Excerpted passage —
···

Not a tax attorney but I have satisfied myself about the law on this point and this is what I do.

Cryptocurrency transactions are taxable when they are executed. If you have had the asset for > 1 year it is a long term gain/loss, otherwise a short term gain/loss.

If you trade one crypto for another you have to consider that you have sold one for cash, then bought the other for cash and calculate your taxable gain/loss on this basis. There is a lot of misinformation floating around to the effect that as long as you don't leave "crypto world" your gains are not taxable but this is (almost certainly) incorrect. It hinges on whether trading one crypto for another is a "like kind" transaction (which, by the way, you have to declare) and most tax attorneys seem to agree that it is not, any more than selling one stock and buying another which is fully taxable.

The IRS has not formally ruled on this but I'm pretty sure this is the way it will go.  If you have claimed "like kind" status on your crypto transactions you will have to pay back taxes and interest and possibly penalties. If you haven't declared them at all I wouldn't want to be you.

It would make no sense for tax organizations to require an accounting of each switch from one altcoin to another, along with tax consideration for each switch. It would be like taxing a bean seller by each bean, and making that person fill out paper for each bean.

···

Record excerpts —

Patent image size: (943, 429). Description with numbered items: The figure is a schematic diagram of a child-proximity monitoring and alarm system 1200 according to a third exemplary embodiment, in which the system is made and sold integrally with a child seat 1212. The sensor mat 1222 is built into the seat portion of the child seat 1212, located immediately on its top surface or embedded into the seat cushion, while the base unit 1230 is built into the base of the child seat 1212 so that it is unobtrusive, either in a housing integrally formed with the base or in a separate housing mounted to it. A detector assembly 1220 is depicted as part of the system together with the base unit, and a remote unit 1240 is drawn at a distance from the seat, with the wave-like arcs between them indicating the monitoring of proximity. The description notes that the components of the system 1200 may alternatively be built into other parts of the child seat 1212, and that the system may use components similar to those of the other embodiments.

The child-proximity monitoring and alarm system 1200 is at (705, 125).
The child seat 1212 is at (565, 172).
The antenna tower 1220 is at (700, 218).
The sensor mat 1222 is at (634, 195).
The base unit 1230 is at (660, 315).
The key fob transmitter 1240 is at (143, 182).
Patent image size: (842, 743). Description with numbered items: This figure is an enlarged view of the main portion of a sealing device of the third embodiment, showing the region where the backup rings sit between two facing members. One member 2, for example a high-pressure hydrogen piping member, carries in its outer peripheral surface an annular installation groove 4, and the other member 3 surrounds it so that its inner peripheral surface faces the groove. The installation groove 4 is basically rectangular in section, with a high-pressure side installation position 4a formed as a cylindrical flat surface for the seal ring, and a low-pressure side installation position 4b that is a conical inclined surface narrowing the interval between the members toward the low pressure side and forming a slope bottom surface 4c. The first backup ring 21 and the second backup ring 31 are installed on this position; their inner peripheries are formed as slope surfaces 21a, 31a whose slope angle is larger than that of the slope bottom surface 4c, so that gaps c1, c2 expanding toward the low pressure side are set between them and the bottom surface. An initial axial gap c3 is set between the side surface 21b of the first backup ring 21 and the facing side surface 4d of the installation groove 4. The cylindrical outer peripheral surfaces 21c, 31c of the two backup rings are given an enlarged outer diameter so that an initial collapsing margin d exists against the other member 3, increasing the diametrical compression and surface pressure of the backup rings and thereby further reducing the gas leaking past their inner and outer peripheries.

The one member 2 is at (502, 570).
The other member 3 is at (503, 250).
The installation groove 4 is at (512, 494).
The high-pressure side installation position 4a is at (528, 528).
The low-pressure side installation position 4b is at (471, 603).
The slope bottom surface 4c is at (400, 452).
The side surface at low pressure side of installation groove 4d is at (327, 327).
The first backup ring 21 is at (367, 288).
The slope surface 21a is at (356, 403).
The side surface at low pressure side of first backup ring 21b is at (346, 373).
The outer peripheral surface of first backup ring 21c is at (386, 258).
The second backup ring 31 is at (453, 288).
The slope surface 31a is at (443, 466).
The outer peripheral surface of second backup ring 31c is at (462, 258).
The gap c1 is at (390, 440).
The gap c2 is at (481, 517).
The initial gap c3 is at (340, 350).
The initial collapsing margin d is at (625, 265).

···

Work instructions —
- a) Answer these about the crypto tax post:
(i) How long must the asset be held for a gain or loss to count as long term?
(ii) Has the IRS formally ruled on whether trading one crypto for another is taxable?
(iii) In the last paragraph, what kind of seller serves as the comparison?
- b) Please quote the crypto tax post word for word, starting at "The IRS has" and ending at "want to be you.".

Full answers —
- a)
(i) More than 1 year.
(ii) No, it has not formally ruled on this.
(iii) A bean seller.

- b)
The IRS has not formally ruled on this but I'm pretty sure this is the way it will go.  If you have claimed "like kind" status on your crypto transactions you will have to pay back taxes and interest and possibly penalties. If you haven't declared them at all I wouldn't want to be you.